begin DATA EXTRACT

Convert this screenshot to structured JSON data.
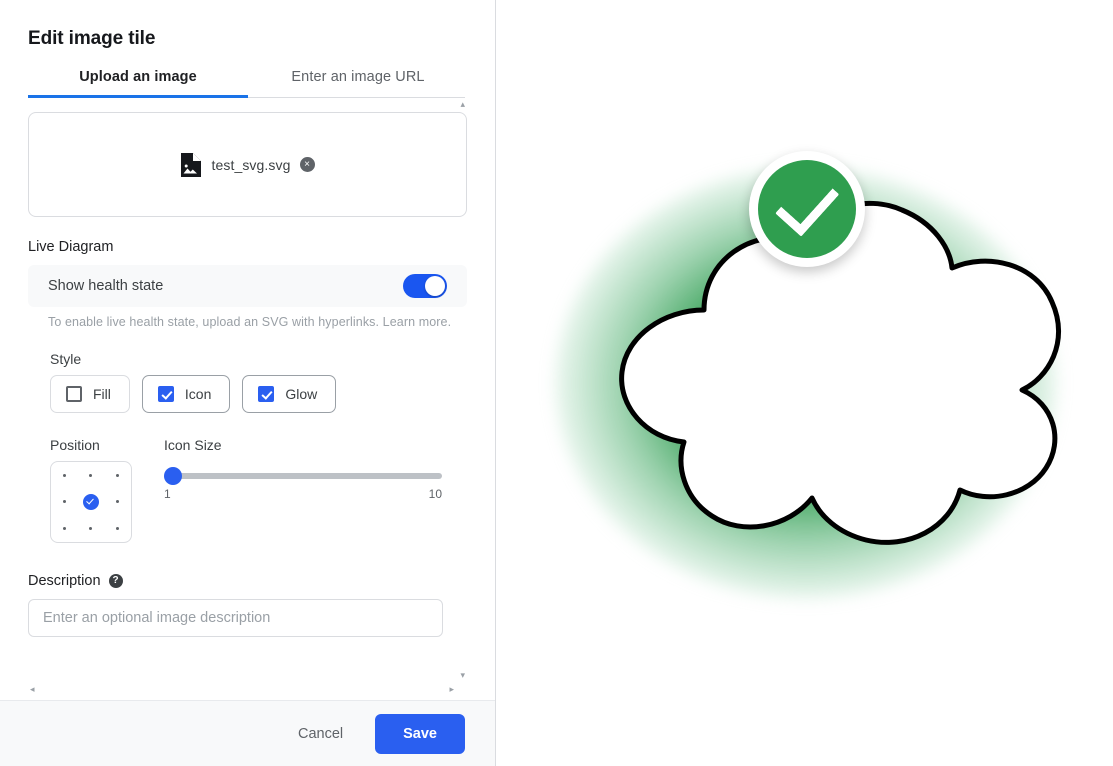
{
  "dialog": {
    "title": "Edit image tile"
  },
  "tabs": [
    {
      "label": "Upload an image",
      "active": true
    },
    {
      "label": "Enter an image URL",
      "active": false
    }
  ],
  "upload": {
    "file_name": "test_svg.svg",
    "file_icon": "image-file-icon",
    "remove_icon": "×"
  },
  "live_diagram": {
    "section_label": "Live Diagram",
    "toggle_label": "Show health state",
    "toggle_state": "on",
    "helper_text": "To enable live health state, upload an SVG with hyperlinks. Learn more."
  },
  "style": {
    "label": "Style",
    "options": [
      {
        "label": "Fill",
        "checked": false
      },
      {
        "label": "Icon",
        "checked": true
      },
      {
        "label": "Glow",
        "checked": true
      }
    ]
  },
  "position": {
    "label": "Position",
    "selected_index": 4,
    "cells": 9
  },
  "icon_size": {
    "label": "Icon Size",
    "value": 1,
    "min_label": "1",
    "max_label": "10"
  },
  "description": {
    "label": "Description",
    "help_icon": "?",
    "value": "",
    "placeholder": "Enter an optional image description"
  },
  "footer": {
    "cancel_label": "Cancel",
    "save_label": "Save"
  },
  "preview": {
    "shape": "cloud-diagram",
    "health_status": "healthy",
    "badge_icon": "check-circle-icon",
    "glow_color": "#2f9e4f",
    "badge_color": "#2f9e4f",
    "outline_color": "#000000"
  },
  "colors": {
    "accent_blue": "#2a5ff0",
    "tab_underline": "#1a73e8",
    "toggle_on": "#1a56f0",
    "health_green": "#2f9e4f",
    "footer_bg": "#f8f9fa",
    "border": "#dadce0"
  },
  "scroll": {
    "up_arrow": "▴",
    "down_arrow": "▾",
    "left_arrow": "◂",
    "right_arrow": "▸"
  }
}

end DATA EXTRACT

DESCRIPTION OF THE TASK
From the listing, extract all text exactly as given and drop any picture.

ANSWER FOR THIS EXERCISE
Convert this screenshot to structured JSON data.
{
  "dialog": {
    "title": "Edit image tile"
  },
  "tabs": [
    {
      "label": "Upload an image",
      "active": true
    },
    {
      "label": "Enter an image URL",
      "active": false
    }
  ],
  "upload": {
    "file_name": "test_svg.svg",
    "file_icon": "image-file-icon",
    "remove_icon": "×"
  },
  "live_diagram": {
    "section_label": "Live Diagram",
    "toggle_label": "Show health state",
    "toggle_state": "on",
    "helper_text": "To enable live health state, upload an SVG with hyperlinks. Learn more."
  },
  "style": {
    "label": "Style",
    "options": [
      {
        "label": "Fill",
        "checked": false
      },
      {
        "label": "Icon",
        "checked": true
      },
      {
        "label": "Glow",
        "checked": true
      }
    ]
  },
  "position": {
    "label": "Position",
    "selected_index": 4,
    "cells": 9
  },
  "icon_size": {
    "label": "Icon Size",
    "value": 1,
    "min_label": "1",
    "max_label": "10"
  },
  "description": {
    "label": "Description",
    "help_icon": "?",
    "value": "",
    "placeholder": "Enter an optional image description"
  },
  "footer": {
    "cancel_label": "Cancel",
    "save_label": "Save"
  },
  "preview": {
    "shape": "cloud-diagram",
    "health_status": "healthy",
    "badge_icon": "check-circle-icon",
    "glow_color": "#2f9e4f",
    "badge_color": "#2f9e4f",
    "outline_color": "#000000"
  },
  "colors": {
    "accent_blue": "#2a5ff0",
    "tab_underline": "#1a73e8",
    "toggle_on": "#1a56f0",
    "health_green": "#2f9e4f",
    "footer_bg": "#f8f9fa",
    "border": "#dadce0"
  },
  "scroll": {
    "up_arrow": "▴",
    "down_arrow": "▾",
    "left_arrow": "◂",
    "right_arrow": "▸"
  }
}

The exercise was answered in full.